[A run of records]
↓↓↓
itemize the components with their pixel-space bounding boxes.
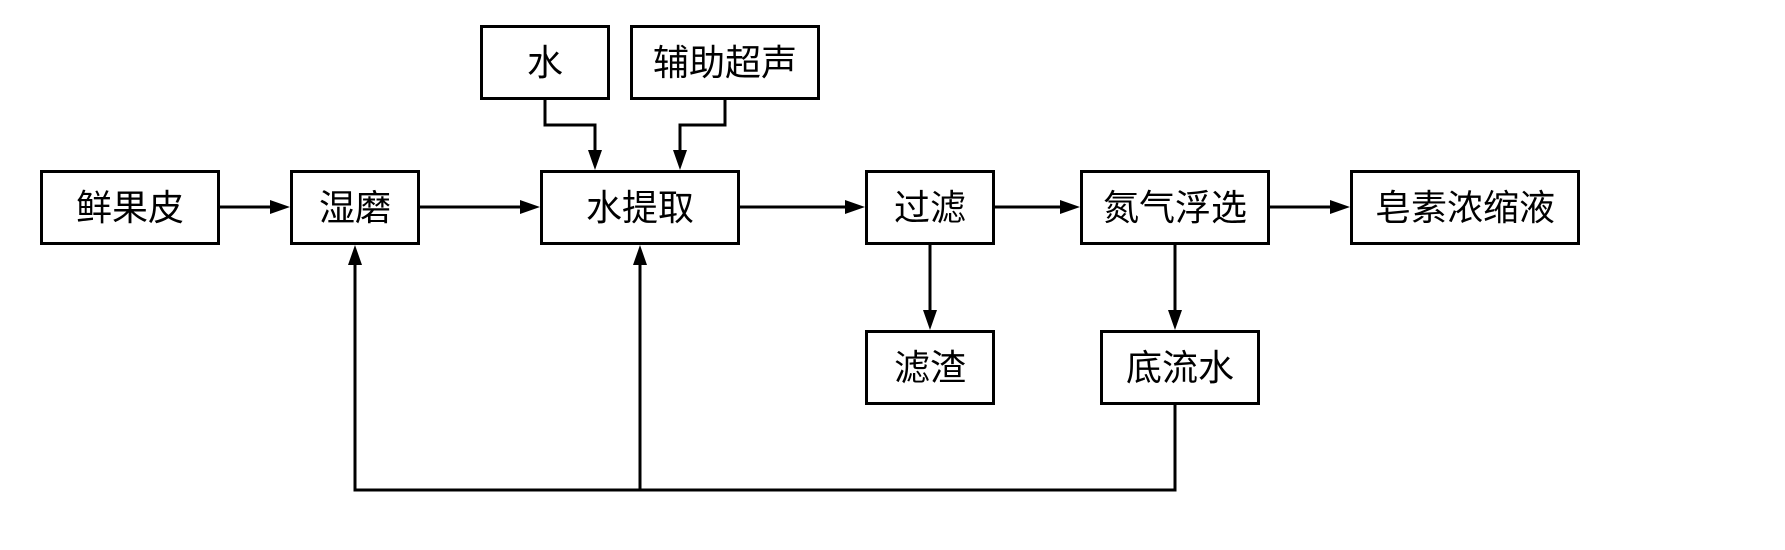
- node-label: 湿磨: [319, 190, 391, 226]
- node-label: 鲜果皮: [76, 190, 184, 226]
- flowchart-node: 过滤: [865, 170, 995, 245]
- flowchart-node: 水: [480, 25, 610, 100]
- flowchart-node: 滤渣: [865, 330, 995, 405]
- flowchart-node: 底流水: [1100, 330, 1260, 405]
- flowchart-node: 鲜果皮: [40, 170, 220, 245]
- flowchart-node: 氮气浮选: [1080, 170, 1270, 245]
- node-label: 底流水: [1126, 350, 1234, 386]
- node-label: 水: [527, 45, 563, 81]
- node-label: 辅助超声: [653, 45, 797, 81]
- flowchart-node: 辅助超声: [630, 25, 820, 100]
- flowchart-node: 湿磨: [290, 170, 420, 245]
- node-label: 过滤: [894, 190, 966, 226]
- node-label: 皂素浓缩液: [1375, 190, 1555, 226]
- node-label: 氮气浮选: [1103, 190, 1247, 226]
- flowchart-node: 皂素浓缩液: [1350, 170, 1580, 245]
- flowchart-edges: [0, 0, 1785, 550]
- flowchart-node: 水提取: [540, 170, 740, 245]
- node-label: 滤渣: [894, 350, 966, 386]
- node-label: 水提取: [586, 190, 694, 226]
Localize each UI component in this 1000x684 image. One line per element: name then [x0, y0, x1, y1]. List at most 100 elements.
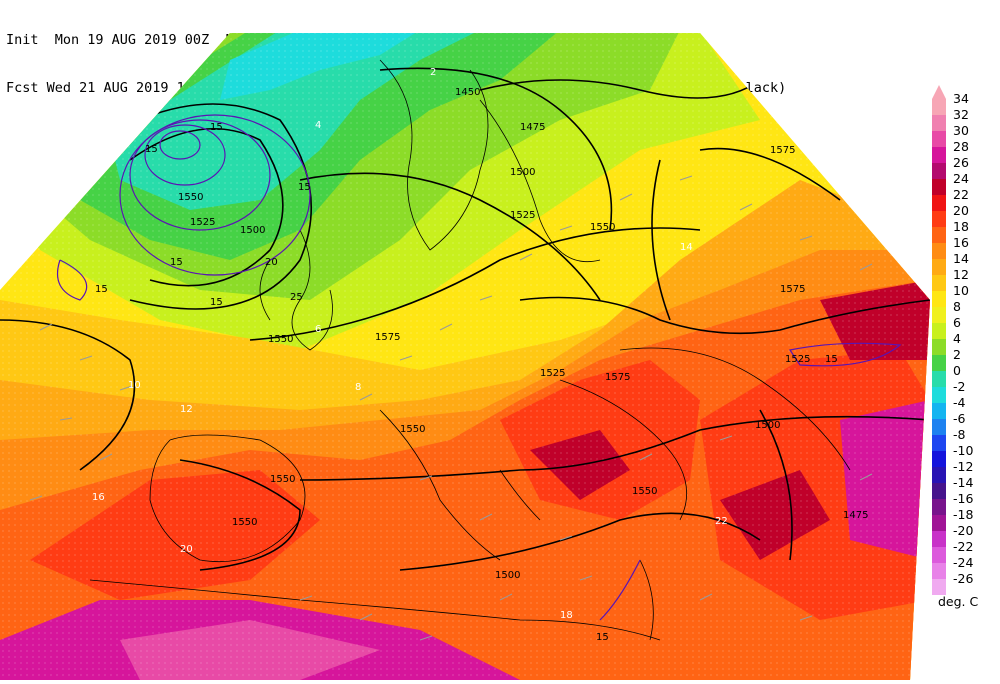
legend-swatch — [932, 435, 946, 451]
contour-labels: 1450 1475 1500 1525 1550 1575 1550 1525 … — [178, 87, 868, 581]
legend-swatch — [932, 531, 946, 547]
legend-swatch — [932, 291, 946, 307]
wind-label: 15 — [145, 144, 158, 155]
height-label: 1575 — [605, 372, 630, 383]
legend-swatch — [932, 515, 946, 531]
legend-swatch — [932, 403, 946, 419]
legend-swatch — [932, 579, 946, 595]
legend-swatch — [932, 483, 946, 499]
height-label: 1525 — [540, 368, 565, 379]
wind-label: 15 — [210, 297, 223, 308]
wind-labels: 15 15 15 20 25 15 15 15 15 15 — [95, 122, 838, 643]
legend-tick-label: -2 — [953, 379, 966, 394]
legend-tick-label: -26 — [953, 571, 974, 586]
temp-label: 18 — [560, 610, 573, 621]
height-label: 1550 — [270, 474, 295, 485]
legend-tick-label: -20 — [953, 523, 974, 538]
wind-label: 15 — [298, 182, 311, 193]
legend-tick-label: -10 — [953, 443, 974, 458]
legend-swatch — [932, 211, 946, 227]
height-label: 1575 — [780, 284, 805, 295]
legend-swatch — [932, 339, 946, 355]
wind-label: 15 — [95, 284, 108, 295]
height-label: 1550 — [632, 486, 657, 497]
legend-tick-label: 6 — [953, 315, 961, 330]
legend-swatch — [932, 323, 946, 339]
legend-tick-label: 2 — [953, 347, 961, 362]
legend-tick-label: -4 — [953, 395, 966, 410]
legend-swatch — [932, 387, 946, 403]
legend-swatch — [932, 275, 946, 291]
legend-tick-label: 18 — [953, 219, 969, 234]
legend-swatch — [932, 419, 946, 435]
legend-tick-label: 14 — [953, 251, 969, 266]
legend-tick-label: -6 — [953, 411, 966, 426]
height-label: 1550 — [232, 517, 257, 528]
legend-swatch — [932, 131, 946, 147]
legend-tick-label: -12 — [953, 459, 974, 474]
height-label: 1475 — [520, 122, 545, 133]
legend-tick-label: -8 — [953, 427, 966, 442]
legend-tick-label: 32 — [953, 107, 969, 122]
legend-swatch — [932, 163, 946, 179]
height-label: 1550 — [178, 192, 203, 203]
legend-swatch — [932, 227, 946, 243]
legend-tick-label: 20 — [953, 203, 969, 218]
wind-label: 15 — [170, 257, 183, 268]
height-label: 1500 — [240, 225, 265, 236]
legend-swatch — [932, 467, 946, 483]
coastlines — [89, 59, 851, 641]
legend-swatch — [932, 547, 946, 563]
legend-swatch — [932, 499, 946, 515]
legend-swatch — [932, 307, 946, 323]
legend-tick-label: -18 — [953, 507, 974, 522]
temp-label: 14 — [680, 242, 693, 253]
height-label: 1575 — [770, 145, 795, 156]
temperature-labels: 2 4 6 8 10 12 14 16 18 20 22 — [92, 67, 728, 621]
temp-label: 16 — [92, 492, 105, 503]
legend-swatch — [932, 147, 946, 163]
legend-tick-label: 24 — [953, 171, 969, 186]
temp-label: 10 — [128, 380, 141, 391]
height-label: 1500 — [755, 420, 780, 431]
legend-tick-label: -24 — [953, 555, 974, 570]
legend-units: deg. C — [938, 594, 979, 609]
wind-label: 15 — [596, 632, 609, 643]
legend-tick-label: 8 — [953, 299, 961, 314]
legend-tick-label: 34 — [953, 91, 969, 106]
temp-label: 6 — [315, 324, 321, 335]
legend-tick-label: 0 — [953, 363, 961, 378]
legend-tick-label: 30 — [953, 123, 969, 138]
height-label: 1450 — [455, 87, 480, 98]
wind-contours — [56, 114, 902, 621]
legend-tick-label: 26 — [953, 155, 969, 170]
legend-swatch — [932, 243, 946, 259]
height-label: 1500 — [495, 570, 520, 581]
legend-swatch — [932, 563, 946, 579]
wind-label: 25 — [290, 292, 303, 303]
wind-label: 15 — [210, 122, 223, 133]
legend-swatch — [932, 115, 946, 131]
legend-tick-label: -14 — [953, 475, 974, 490]
legend-swatch — [932, 371, 946, 387]
temp-label: 8 — [355, 382, 361, 393]
wind-barbs — [29, 175, 873, 641]
wind-label: 15 — [825, 354, 838, 365]
height-label: 1500 — [510, 167, 535, 178]
temp-label: 22 — [715, 516, 728, 527]
temperature-legend: 34 32 30 28 26 24 22 20 18 16 14 12 10 8 6 4 2 0 -2 -4 -6 -8-… — [929, 85, 989, 605]
legend-swatch — [932, 259, 946, 275]
legend-tick-label: 28 — [953, 139, 969, 154]
wind-label: 20 — [265, 257, 278, 268]
height-label: 1525 — [190, 217, 215, 228]
legend-tick-label: 22 — [953, 187, 969, 202]
legend-tick-label: -16 — [953, 491, 974, 506]
legend-top-arrow — [932, 85, 946, 99]
height-label: 1575 — [375, 332, 400, 343]
legend-swatch — [932, 451, 946, 467]
temp-label: 2 — [430, 67, 436, 78]
height-label: 1475 — [843, 510, 868, 521]
legend-tick-label: 10 — [953, 283, 969, 298]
↑↑↑
Please pull out every line of the material that contains the string "辅助超声", and copy each one.

- node-label: 辅助超声: [653, 45, 797, 81]
- flowchart-node: 辅助超声: [630, 25, 820, 100]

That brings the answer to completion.